§ GOAL: Copy out each line featuring the string "clásicos" from the entries beneath.

§ MATERIAL FOR THE TASK:

**********

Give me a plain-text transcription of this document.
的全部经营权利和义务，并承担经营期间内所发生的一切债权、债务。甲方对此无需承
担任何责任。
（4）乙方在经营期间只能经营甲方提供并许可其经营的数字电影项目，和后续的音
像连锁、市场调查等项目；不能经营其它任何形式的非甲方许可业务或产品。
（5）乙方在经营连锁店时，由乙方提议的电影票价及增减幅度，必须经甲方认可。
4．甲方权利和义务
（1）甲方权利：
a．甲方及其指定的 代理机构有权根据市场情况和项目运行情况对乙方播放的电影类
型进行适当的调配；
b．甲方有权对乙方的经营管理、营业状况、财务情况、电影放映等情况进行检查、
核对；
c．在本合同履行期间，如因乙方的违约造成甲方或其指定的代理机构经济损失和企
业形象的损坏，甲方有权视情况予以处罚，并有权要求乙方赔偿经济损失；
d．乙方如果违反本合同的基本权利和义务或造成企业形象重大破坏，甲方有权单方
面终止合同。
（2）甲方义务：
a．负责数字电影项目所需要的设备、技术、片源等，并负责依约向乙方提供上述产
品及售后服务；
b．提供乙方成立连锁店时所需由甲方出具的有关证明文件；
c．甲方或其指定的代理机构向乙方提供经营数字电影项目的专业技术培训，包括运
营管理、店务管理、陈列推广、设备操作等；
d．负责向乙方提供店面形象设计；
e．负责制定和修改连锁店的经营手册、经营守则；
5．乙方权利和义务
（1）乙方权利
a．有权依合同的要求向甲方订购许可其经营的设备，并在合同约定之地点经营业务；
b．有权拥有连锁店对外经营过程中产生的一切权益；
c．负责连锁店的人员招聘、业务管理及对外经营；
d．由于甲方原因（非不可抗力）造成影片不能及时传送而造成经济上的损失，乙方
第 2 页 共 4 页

**********

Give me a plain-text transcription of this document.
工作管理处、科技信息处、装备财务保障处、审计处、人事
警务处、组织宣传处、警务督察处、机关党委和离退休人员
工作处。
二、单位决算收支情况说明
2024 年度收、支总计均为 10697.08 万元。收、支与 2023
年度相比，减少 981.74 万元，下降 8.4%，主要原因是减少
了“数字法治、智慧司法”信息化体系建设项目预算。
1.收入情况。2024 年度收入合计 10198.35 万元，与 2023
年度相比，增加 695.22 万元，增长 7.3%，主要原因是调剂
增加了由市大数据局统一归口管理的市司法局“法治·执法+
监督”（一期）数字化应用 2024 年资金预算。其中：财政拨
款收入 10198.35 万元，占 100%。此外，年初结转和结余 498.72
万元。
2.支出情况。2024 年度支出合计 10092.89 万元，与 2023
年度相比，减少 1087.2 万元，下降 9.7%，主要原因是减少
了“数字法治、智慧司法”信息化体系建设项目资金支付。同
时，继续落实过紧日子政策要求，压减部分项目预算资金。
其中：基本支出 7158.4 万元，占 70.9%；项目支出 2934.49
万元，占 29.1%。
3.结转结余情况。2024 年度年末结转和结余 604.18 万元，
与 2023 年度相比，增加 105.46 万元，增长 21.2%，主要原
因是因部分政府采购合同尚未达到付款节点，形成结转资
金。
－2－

**********

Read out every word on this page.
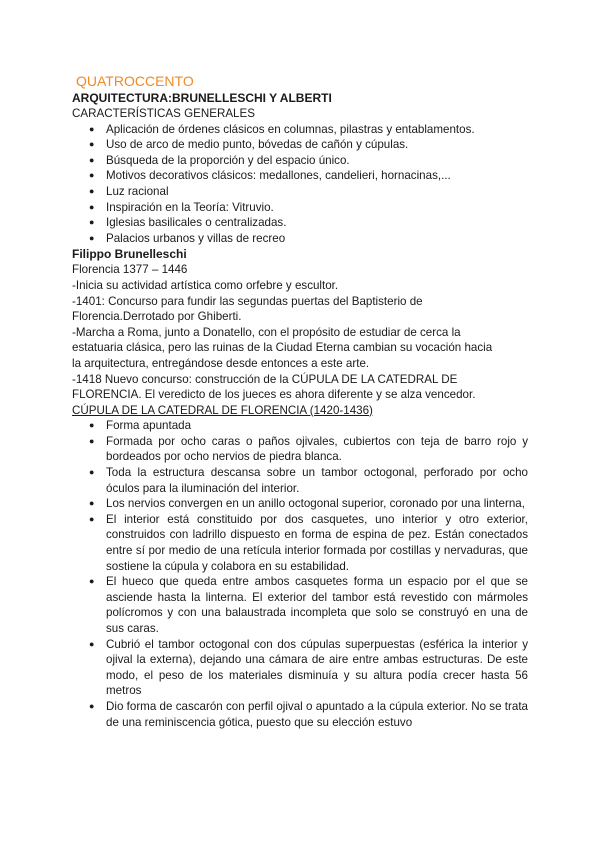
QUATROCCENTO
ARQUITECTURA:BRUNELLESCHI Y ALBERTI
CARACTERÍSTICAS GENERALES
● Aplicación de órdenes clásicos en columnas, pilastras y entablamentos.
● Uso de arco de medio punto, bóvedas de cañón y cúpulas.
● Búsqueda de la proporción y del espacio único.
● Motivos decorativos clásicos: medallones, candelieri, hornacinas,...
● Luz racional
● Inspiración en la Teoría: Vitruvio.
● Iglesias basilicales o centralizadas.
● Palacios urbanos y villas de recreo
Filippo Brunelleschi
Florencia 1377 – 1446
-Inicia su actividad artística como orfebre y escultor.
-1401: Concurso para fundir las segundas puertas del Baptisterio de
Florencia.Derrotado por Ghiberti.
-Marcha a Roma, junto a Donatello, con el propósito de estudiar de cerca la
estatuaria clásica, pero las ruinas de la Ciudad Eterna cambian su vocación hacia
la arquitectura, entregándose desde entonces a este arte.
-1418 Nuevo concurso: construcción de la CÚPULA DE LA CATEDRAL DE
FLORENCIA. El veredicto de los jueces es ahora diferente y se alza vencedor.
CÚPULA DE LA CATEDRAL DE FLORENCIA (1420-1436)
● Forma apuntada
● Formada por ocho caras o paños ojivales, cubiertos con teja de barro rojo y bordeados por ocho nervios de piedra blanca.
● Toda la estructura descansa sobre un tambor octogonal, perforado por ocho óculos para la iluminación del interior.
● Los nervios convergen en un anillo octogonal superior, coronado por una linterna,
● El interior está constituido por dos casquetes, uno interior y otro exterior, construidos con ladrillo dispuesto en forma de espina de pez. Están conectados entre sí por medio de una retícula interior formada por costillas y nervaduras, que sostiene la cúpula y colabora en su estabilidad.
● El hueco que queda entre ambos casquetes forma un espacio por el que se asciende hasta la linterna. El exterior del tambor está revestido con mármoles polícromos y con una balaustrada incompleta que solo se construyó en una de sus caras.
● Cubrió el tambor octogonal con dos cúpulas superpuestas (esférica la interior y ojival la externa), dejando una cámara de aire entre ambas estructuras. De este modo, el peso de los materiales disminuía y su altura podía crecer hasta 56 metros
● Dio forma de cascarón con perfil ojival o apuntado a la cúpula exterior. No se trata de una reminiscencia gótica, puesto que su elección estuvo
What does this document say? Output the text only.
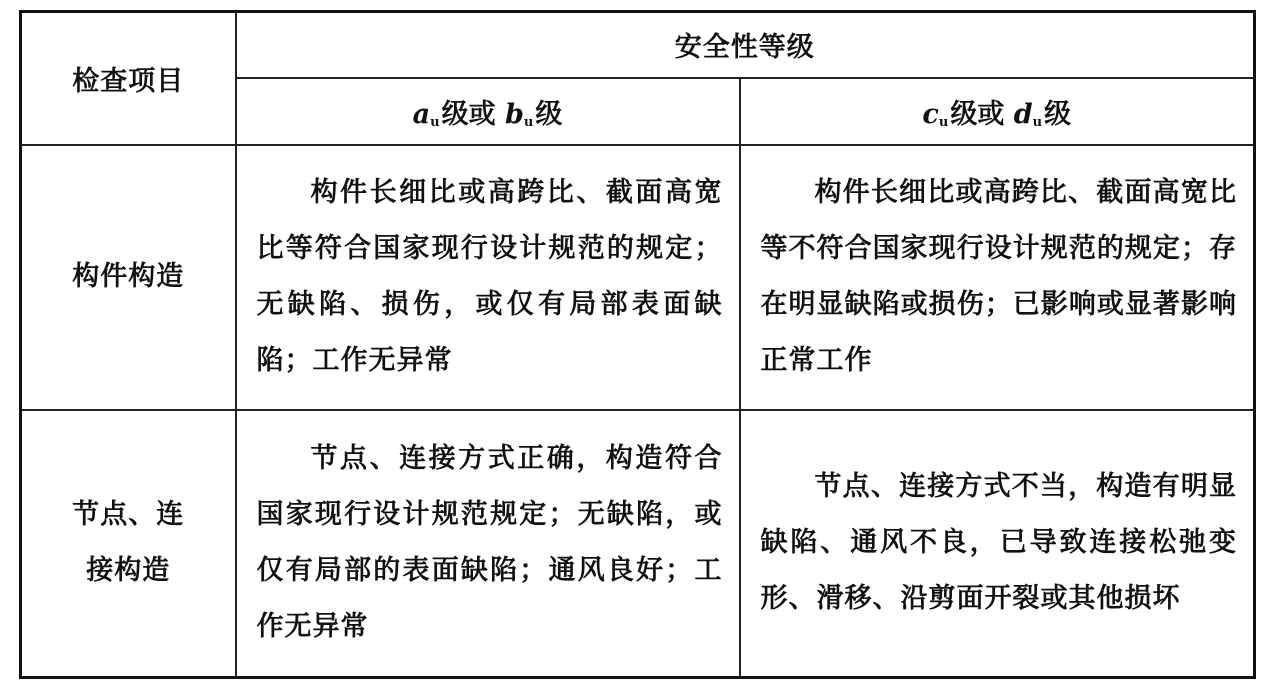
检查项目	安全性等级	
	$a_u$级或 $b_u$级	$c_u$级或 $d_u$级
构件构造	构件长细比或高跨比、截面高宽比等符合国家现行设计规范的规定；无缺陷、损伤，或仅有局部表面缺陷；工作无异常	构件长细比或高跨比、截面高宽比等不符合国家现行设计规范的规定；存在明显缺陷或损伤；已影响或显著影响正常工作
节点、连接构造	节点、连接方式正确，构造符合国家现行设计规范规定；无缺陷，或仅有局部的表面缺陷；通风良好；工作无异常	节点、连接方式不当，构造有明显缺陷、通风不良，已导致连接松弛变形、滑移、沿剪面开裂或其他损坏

**********

§ ANSWER IN FULL:
● Aplicación de órdenes clásicos en columnas, pilastras y entablamentos.
● Motivos decorativos clásicos: medallones, candelieri, hornacinas,...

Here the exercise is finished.